◆ Stated task: Answer with a single number: the count of lines that hold "phân".

[Dataset items]
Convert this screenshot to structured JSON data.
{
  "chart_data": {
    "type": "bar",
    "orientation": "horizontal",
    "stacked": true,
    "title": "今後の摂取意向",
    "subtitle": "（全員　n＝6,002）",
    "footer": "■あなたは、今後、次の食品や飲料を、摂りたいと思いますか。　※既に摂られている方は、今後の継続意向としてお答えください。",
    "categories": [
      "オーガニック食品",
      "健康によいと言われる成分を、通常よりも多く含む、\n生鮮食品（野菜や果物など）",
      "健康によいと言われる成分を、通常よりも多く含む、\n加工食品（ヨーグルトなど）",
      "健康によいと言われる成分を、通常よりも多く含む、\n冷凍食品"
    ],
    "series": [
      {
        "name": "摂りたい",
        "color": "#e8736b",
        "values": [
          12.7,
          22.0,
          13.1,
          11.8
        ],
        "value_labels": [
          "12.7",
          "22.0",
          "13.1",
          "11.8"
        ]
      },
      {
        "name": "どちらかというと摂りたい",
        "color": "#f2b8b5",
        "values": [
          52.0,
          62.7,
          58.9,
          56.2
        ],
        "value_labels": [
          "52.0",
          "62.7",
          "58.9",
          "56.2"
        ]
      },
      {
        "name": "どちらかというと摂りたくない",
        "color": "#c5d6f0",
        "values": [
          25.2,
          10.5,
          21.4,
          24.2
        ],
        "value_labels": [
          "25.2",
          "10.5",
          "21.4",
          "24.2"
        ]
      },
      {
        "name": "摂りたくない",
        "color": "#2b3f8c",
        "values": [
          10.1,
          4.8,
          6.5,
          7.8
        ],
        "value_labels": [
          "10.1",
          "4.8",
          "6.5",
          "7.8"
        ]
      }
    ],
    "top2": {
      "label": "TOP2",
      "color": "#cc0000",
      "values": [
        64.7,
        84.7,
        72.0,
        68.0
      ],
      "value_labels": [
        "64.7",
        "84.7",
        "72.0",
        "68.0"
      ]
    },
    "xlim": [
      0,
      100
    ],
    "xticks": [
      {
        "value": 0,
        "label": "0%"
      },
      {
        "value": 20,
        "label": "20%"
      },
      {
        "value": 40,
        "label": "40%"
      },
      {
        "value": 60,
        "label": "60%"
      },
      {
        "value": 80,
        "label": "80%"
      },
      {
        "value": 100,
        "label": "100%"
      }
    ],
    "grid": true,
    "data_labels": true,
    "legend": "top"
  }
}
---
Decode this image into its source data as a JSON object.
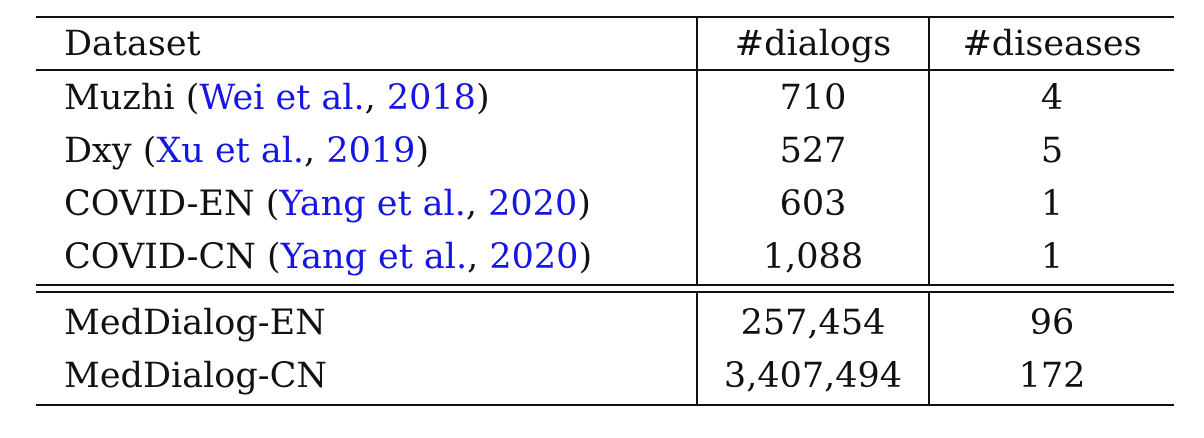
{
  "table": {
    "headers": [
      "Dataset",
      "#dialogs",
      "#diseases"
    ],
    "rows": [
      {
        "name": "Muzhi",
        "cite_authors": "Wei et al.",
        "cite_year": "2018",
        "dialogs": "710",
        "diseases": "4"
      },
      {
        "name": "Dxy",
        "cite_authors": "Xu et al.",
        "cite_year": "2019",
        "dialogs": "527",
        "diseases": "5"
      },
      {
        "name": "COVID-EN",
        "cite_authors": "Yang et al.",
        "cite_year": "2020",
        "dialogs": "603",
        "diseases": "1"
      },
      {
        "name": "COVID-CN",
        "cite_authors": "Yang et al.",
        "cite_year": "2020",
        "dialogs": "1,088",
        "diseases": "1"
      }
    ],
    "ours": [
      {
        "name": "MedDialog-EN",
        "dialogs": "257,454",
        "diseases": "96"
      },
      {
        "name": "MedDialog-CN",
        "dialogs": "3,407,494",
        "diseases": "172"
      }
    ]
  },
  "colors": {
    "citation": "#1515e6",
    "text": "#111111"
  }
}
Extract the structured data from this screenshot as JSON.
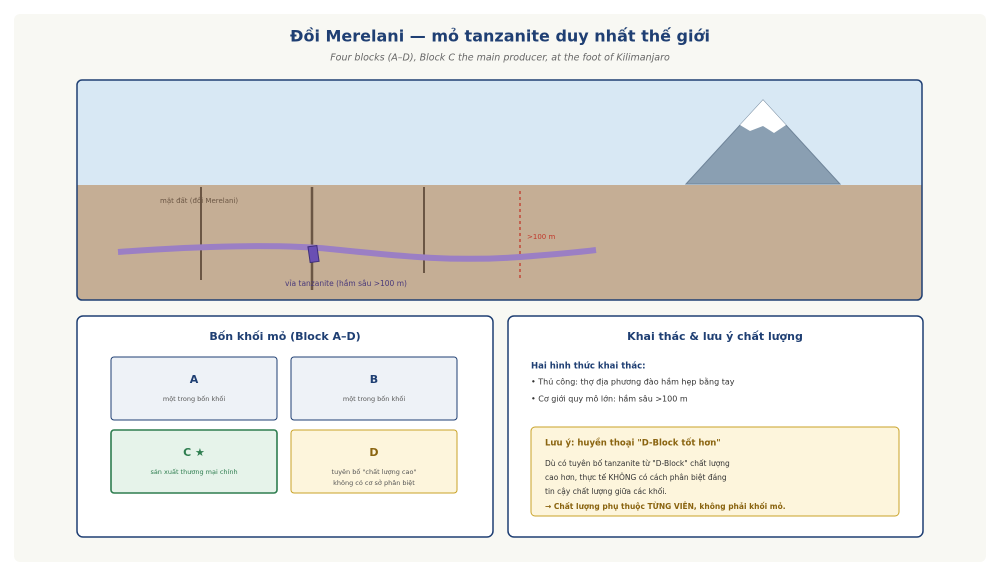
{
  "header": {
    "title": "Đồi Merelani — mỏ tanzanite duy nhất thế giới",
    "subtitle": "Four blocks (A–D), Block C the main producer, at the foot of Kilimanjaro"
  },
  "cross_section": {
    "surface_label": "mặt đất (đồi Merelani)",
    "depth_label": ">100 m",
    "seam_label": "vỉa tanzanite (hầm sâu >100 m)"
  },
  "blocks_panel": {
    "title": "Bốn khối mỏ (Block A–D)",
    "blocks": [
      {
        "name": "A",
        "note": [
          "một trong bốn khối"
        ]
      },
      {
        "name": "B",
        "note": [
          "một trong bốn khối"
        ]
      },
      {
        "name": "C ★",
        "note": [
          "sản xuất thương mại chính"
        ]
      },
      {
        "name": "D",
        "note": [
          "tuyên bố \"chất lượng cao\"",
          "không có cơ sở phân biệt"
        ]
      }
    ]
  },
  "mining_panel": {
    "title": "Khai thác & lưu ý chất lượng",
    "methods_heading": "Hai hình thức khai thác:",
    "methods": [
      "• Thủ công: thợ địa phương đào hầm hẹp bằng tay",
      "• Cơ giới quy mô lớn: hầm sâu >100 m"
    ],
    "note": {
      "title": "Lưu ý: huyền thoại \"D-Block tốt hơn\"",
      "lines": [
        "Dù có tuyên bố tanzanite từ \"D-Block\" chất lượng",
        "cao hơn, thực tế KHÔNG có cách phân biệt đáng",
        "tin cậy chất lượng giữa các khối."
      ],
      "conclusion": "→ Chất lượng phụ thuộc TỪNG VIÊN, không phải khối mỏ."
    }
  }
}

◆ Response below: 2